Data listing:
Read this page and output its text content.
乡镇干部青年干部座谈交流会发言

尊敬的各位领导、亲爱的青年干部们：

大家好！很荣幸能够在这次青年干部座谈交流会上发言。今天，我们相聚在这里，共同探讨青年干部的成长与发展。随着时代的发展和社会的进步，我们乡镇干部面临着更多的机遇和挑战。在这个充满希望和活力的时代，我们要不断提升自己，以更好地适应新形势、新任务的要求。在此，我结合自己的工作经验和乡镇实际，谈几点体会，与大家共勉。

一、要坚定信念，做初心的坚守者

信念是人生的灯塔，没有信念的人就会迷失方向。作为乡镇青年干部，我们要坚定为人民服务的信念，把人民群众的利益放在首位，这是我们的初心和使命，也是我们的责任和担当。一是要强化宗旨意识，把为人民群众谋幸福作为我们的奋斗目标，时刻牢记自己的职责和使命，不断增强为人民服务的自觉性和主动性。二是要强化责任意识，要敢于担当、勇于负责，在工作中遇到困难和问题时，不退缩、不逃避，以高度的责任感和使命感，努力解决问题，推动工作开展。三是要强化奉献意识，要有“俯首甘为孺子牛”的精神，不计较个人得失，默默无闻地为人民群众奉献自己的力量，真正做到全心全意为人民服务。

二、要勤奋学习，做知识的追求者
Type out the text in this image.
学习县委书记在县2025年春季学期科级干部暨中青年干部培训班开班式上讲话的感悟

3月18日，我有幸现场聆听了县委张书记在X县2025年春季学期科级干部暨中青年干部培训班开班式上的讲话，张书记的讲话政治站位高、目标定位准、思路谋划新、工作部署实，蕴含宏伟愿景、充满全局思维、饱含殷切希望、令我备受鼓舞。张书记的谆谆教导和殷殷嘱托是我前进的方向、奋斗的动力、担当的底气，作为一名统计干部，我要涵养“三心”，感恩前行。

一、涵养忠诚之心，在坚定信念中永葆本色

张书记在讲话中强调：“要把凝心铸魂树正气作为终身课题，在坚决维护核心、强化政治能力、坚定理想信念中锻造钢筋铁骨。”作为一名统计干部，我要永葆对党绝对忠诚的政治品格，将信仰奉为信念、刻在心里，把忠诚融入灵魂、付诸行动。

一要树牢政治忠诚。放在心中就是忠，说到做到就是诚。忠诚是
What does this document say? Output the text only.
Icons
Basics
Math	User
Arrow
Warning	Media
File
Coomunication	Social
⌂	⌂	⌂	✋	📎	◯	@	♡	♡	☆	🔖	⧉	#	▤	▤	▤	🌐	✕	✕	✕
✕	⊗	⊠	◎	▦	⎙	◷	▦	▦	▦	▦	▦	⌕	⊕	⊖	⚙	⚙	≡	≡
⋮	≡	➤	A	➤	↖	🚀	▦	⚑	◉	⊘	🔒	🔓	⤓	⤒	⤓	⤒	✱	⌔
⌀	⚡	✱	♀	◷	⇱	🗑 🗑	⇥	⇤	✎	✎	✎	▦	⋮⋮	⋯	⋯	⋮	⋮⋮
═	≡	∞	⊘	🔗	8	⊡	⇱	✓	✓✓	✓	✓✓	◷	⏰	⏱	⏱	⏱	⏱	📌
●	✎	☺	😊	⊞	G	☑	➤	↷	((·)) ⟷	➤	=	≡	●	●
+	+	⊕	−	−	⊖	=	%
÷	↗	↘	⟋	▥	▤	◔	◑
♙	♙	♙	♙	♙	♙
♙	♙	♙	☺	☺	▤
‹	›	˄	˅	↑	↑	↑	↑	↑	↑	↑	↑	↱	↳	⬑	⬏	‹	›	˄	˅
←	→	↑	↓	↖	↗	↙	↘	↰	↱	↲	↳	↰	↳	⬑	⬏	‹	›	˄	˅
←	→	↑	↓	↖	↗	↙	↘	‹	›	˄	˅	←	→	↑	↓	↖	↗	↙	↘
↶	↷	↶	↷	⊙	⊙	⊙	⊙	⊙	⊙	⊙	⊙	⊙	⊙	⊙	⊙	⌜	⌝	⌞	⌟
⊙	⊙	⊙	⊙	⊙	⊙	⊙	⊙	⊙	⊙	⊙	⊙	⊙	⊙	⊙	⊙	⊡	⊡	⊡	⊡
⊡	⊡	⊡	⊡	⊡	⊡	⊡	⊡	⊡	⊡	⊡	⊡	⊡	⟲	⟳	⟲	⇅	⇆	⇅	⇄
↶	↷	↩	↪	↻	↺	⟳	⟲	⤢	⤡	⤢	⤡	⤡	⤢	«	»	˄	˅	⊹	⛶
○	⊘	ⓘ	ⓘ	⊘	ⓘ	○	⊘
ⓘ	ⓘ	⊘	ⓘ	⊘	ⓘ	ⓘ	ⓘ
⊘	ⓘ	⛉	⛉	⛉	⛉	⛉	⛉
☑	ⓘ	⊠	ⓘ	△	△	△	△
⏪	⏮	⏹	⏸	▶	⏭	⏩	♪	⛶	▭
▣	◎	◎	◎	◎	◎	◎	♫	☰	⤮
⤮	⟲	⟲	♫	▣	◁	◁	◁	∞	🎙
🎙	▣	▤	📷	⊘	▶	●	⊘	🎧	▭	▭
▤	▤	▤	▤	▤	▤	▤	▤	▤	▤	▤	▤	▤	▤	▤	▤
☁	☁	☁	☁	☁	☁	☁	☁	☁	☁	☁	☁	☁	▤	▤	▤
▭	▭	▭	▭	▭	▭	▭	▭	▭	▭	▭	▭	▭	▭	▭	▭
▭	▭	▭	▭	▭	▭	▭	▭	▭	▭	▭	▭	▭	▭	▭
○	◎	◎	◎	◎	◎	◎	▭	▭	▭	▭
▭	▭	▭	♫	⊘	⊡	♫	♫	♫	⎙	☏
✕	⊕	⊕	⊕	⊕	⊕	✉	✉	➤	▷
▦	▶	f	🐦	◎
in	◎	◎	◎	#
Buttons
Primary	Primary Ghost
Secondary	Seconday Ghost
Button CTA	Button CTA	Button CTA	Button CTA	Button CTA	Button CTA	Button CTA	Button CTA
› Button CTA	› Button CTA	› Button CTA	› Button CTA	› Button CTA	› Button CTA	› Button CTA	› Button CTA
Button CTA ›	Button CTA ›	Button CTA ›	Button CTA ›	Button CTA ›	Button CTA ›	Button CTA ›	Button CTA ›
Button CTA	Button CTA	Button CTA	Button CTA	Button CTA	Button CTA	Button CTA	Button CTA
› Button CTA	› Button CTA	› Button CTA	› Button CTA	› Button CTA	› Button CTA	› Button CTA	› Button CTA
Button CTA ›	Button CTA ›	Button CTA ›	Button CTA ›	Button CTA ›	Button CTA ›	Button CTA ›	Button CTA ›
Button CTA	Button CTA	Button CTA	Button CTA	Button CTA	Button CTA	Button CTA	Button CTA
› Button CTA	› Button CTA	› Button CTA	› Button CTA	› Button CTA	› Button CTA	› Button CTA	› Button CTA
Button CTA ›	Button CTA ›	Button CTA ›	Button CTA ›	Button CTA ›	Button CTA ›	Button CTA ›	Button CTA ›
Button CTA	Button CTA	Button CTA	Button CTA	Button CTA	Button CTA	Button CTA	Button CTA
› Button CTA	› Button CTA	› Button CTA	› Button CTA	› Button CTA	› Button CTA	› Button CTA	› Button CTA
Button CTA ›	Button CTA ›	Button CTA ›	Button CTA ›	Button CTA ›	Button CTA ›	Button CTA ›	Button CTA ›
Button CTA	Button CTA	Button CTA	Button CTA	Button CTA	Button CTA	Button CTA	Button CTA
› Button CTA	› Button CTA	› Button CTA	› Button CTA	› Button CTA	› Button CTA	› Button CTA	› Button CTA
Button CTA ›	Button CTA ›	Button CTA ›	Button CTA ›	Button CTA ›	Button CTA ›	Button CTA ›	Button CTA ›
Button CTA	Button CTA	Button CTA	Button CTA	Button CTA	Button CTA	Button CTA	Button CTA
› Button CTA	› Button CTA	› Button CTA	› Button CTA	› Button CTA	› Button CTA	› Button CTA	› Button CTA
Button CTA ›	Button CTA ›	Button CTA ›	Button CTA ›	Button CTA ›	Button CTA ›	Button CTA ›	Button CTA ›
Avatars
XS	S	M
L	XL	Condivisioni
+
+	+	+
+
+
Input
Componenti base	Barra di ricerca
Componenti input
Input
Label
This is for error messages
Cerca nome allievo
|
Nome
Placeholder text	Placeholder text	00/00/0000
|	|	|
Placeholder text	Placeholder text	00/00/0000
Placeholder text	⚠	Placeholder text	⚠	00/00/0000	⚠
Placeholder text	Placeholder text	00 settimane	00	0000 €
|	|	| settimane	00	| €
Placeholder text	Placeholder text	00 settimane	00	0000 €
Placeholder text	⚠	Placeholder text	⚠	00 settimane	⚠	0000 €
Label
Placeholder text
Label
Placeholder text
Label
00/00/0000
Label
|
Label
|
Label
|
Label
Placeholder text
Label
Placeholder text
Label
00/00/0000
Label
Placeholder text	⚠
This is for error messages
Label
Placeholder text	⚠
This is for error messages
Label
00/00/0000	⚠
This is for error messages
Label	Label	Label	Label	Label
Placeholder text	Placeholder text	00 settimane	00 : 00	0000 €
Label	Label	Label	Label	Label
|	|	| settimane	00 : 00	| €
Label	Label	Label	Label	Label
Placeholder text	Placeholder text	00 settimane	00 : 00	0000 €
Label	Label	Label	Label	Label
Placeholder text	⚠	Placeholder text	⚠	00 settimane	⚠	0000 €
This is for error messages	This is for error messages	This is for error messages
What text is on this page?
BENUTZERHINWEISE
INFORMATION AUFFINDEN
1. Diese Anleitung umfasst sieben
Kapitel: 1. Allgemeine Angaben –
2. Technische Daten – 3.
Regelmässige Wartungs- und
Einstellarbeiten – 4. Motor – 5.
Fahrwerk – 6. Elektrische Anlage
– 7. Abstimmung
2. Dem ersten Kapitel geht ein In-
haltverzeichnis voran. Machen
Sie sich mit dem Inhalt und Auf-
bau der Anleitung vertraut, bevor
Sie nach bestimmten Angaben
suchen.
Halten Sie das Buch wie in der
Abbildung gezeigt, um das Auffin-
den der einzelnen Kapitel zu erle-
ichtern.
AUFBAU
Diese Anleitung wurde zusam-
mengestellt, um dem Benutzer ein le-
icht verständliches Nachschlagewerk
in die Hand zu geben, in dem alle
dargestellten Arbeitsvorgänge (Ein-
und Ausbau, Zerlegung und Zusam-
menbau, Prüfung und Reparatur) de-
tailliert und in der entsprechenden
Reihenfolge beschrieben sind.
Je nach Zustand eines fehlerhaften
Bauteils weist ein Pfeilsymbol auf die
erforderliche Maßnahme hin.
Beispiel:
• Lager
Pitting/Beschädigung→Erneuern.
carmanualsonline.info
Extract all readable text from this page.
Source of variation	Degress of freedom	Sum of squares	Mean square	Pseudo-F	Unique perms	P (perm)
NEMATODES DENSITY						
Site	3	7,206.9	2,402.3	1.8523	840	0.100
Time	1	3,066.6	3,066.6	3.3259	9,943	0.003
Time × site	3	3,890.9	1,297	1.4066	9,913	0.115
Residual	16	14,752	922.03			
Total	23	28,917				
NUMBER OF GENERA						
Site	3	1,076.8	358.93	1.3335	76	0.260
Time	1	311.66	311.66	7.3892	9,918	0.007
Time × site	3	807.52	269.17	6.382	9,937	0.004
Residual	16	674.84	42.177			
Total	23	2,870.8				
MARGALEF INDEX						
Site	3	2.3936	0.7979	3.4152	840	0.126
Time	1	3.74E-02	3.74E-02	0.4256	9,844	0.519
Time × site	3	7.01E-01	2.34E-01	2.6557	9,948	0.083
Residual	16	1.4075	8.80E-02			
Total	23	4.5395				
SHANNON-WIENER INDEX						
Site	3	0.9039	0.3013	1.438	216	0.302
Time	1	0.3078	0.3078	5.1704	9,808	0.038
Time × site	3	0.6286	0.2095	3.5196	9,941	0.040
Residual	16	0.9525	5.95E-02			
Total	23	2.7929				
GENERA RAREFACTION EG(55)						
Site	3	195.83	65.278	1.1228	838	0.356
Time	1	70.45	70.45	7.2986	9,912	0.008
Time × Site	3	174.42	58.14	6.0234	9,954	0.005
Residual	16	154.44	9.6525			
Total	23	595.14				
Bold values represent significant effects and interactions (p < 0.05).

Your instructions: Return all lines with the word "INDEX" in them.

Answer to the exercise:
MARGALEF INDEX						
SHANNON-WIENER INDEX						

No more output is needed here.